Records for this task |
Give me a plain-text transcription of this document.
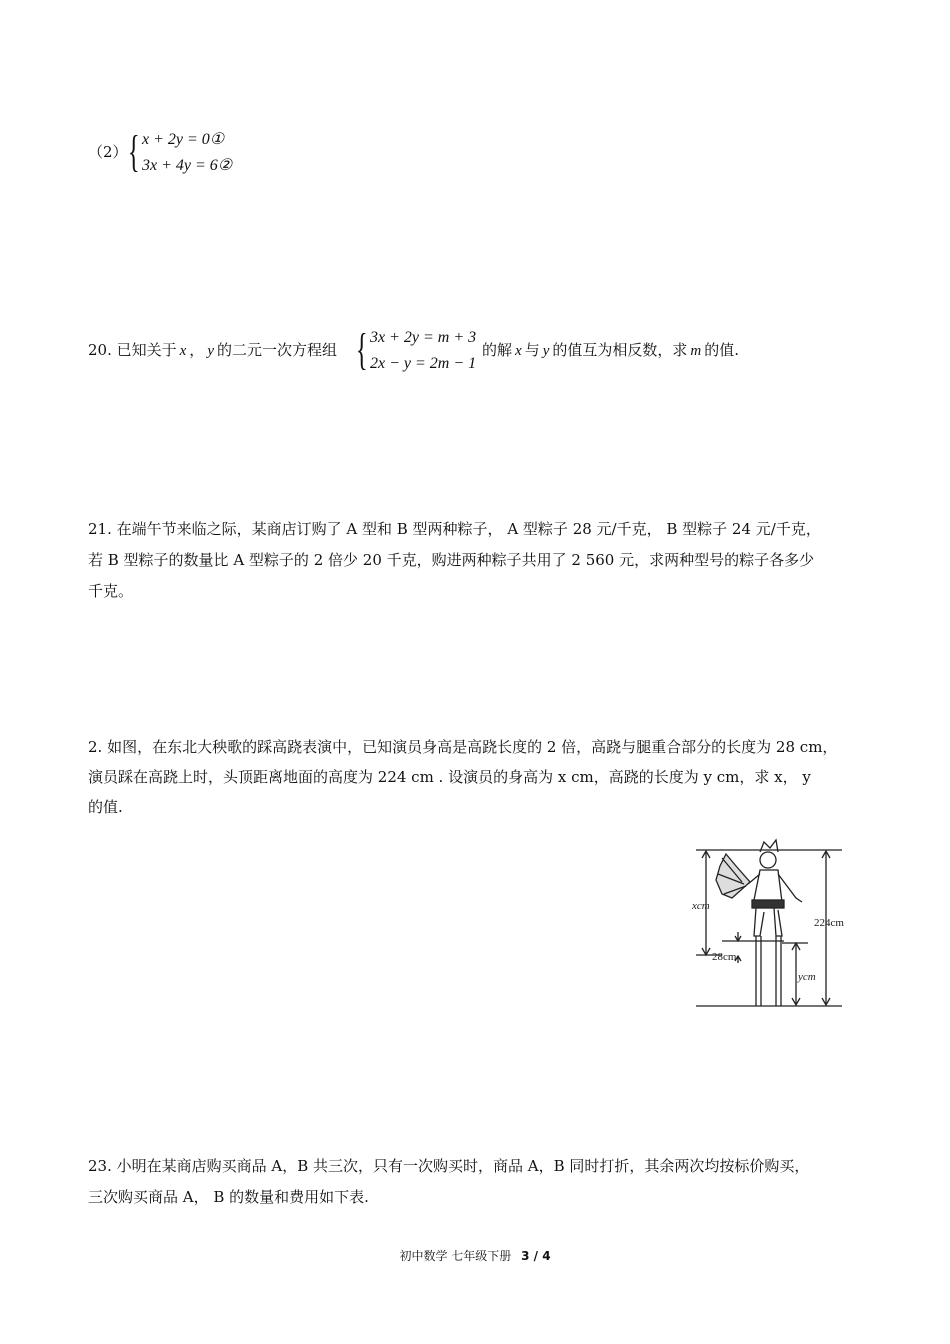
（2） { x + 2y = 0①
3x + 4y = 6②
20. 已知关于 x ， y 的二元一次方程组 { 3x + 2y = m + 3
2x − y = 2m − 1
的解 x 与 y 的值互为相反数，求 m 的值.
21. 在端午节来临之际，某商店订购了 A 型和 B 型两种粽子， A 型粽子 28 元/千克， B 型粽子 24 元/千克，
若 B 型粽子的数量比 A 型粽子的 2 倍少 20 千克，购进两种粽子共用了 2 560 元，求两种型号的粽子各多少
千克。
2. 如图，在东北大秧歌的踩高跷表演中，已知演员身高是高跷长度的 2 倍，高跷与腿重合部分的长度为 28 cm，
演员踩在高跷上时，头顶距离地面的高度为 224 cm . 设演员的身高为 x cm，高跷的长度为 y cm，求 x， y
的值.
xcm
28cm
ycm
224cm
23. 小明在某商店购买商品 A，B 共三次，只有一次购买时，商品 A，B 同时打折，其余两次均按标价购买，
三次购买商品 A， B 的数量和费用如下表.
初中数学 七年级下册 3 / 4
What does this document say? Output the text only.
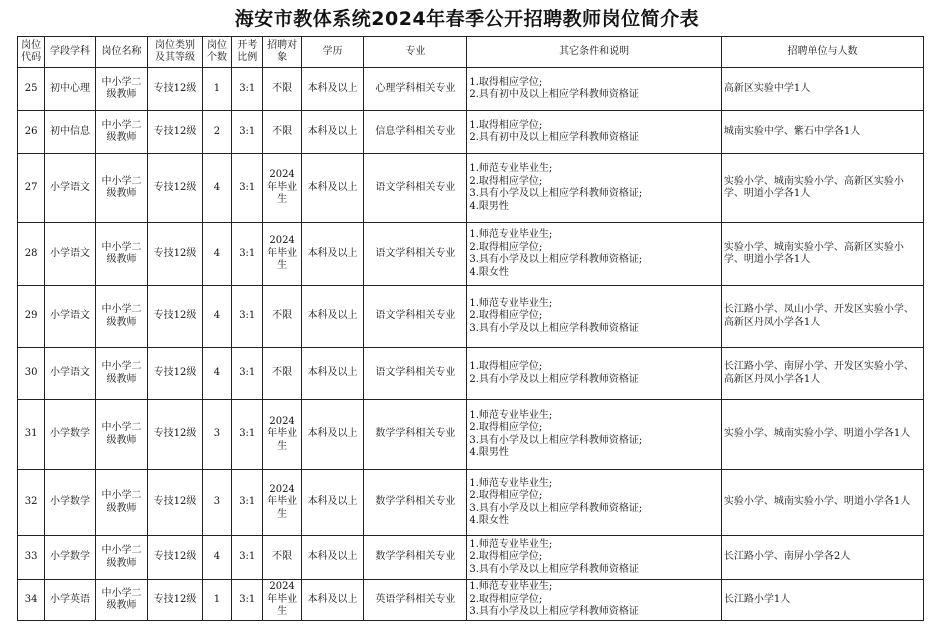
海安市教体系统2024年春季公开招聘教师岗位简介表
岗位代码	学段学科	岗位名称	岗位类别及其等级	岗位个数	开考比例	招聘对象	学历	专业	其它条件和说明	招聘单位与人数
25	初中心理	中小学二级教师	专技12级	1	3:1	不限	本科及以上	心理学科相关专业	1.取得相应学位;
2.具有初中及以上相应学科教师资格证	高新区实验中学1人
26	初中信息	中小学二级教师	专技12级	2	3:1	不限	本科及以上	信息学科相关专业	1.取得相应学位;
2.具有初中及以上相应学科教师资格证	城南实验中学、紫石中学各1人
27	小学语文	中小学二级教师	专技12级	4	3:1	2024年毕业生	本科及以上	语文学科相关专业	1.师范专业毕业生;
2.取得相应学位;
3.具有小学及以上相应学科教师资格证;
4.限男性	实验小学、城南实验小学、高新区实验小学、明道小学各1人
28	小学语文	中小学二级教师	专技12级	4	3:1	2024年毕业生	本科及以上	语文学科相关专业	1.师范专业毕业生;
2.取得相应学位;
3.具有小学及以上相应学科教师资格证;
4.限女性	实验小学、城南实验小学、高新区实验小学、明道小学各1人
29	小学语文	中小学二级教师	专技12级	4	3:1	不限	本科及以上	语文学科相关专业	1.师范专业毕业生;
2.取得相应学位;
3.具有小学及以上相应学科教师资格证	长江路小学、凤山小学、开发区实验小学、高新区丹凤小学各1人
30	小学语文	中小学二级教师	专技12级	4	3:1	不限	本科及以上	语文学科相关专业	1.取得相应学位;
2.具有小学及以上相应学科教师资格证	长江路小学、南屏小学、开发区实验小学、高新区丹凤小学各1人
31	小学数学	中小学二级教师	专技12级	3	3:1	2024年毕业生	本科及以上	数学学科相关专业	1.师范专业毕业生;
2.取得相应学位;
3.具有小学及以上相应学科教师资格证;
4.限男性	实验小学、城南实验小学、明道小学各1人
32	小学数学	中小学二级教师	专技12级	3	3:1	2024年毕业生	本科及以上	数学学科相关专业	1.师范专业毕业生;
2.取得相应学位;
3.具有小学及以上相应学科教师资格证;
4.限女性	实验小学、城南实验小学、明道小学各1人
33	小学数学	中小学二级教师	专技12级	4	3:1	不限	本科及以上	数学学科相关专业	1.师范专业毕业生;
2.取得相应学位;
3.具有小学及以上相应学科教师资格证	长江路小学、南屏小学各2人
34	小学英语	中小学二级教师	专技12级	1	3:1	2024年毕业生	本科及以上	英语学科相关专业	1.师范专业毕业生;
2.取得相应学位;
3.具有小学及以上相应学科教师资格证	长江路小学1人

Exercise prompt |
Repeat the material above verbatim. Leave the pictures behind.

Reply |
Give me a plain-text transcription of this document.
（2） { x + 2y = 0①
3x + 4y = 6②
20. 已知关于 x ， y 的二元一次方程组 { 3x + 2y = m + 3
2x − y = 2m − 1
的解 x 与 y 的值互为相反数，求 m 的值.
21. 在端午节来临之际，某商店订购了 A 型和 B 型两种粽子， A 型粽子 28 元/千克， B 型粽子 24 元/千克，
若 B 型粽子的数量比 A 型粽子的 2 倍少 20 千克，购进两种粽子共用了 2 560 元，求两种型号的粽子各多少
千克。
2. 如图，在东北大秧歌的踩高跷表演中，已知演员身高是高跷长度的 2 倍，高跷与腿重合部分的长度为 28 cm，
演员踩在高跷上时，头顶距离地面的高度为 224 cm . 设演员的身高为 x cm，高跷的长度为 y cm，求 x， y
的值.
xcm
28cm
ycm
224cm
23. 小明在某商店购买商品 A，B 共三次，只有一次购买时，商品 A，B 同时打折，其余两次均按标价购买，
三次购买商品 A， B 的数量和费用如下表.
初中数学 七年级下册 3 / 4
What does this document say? Output the text only.
海安市教体系统2024年春季公开招聘教师岗位简介表
岗位代码	学段学科	岗位名称	岗位类别及其等级	岗位个数	开考比例	招聘对象	学历	专业	其它条件和说明	招聘单位与人数
25	初中心理	中小学二级教师	专技12级	1	3:1	不限	本科及以上	心理学科相关专业	1.取得相应学位;
2.具有初中及以上相应学科教师资格证	高新区实验中学1人
26	初中信息	中小学二级教师	专技12级	2	3:1	不限	本科及以上	信息学科相关专业	1.取得相应学位;
2.具有初中及以上相应学科教师资格证	城南实验中学、紫石中学各1人
27	小学语文	中小学二级教师	专技12级	4	3:1	2024年毕业生	本科及以上	语文学科相关专业	1.师范专业毕业生;
2.取得相应学位;
3.具有小学及以上相应学科教师资格证;
4.限男性	实验小学、城南实验小学、高新区实验小学、明道小学各1人
28	小学语文	中小学二级教师	专技12级	4	3:1	2024年毕业生	本科及以上	语文学科相关专业	1.师范专业毕业生;
2.取得相应学位;
3.具有小学及以上相应学科教师资格证;
4.限女性	实验小学、城南实验小学、高新区实验小学、明道小学各1人
29	小学语文	中小学二级教师	专技12级	4	3:1	不限	本科及以上	语文学科相关专业	1.师范专业毕业生;
2.取得相应学位;
3.具有小学及以上相应学科教师资格证	长江路小学、凤山小学、开发区实验小学、高新区丹凤小学各1人
30	小学语文	中小学二级教师	专技12级	4	3:1	不限	本科及以上	语文学科相关专业	1.取得相应学位;
2.具有小学及以上相应学科教师资格证	长江路小学、南屏小学、开发区实验小学、高新区丹凤小学各1人
31	小学数学	中小学二级教师	专技12级	3	3:1	2024年毕业生	本科及以上	数学学科相关专业	1.师范专业毕业生;
2.取得相应学位;
3.具有小学及以上相应学科教师资格证;
4.限男性	实验小学、城南实验小学、明道小学各1人
32	小学数学	中小学二级教师	专技12级	3	3:1	2024年毕业生	本科及以上	数学学科相关专业	1.师范专业毕业生;
2.取得相应学位;
3.具有小学及以上相应学科教师资格证;
4.限女性	实验小学、城南实验小学、明道小学各1人
33	小学数学	中小学二级教师	专技12级	4	3:1	不限	本科及以上	数学学科相关专业	1.师范专业毕业生;
2.取得相应学位;
3.具有小学及以上相应学科教师资格证	长江路小学、南屏小学各2人
34	小学英语	中小学二级教师	专技12级	1	3:1	2024年毕业生	本科及以上	英语学科相关专业	1.师范专业毕业生;
2.取得相应学位;
3.具有小学及以上相应学科教师资格证	长江路小学1人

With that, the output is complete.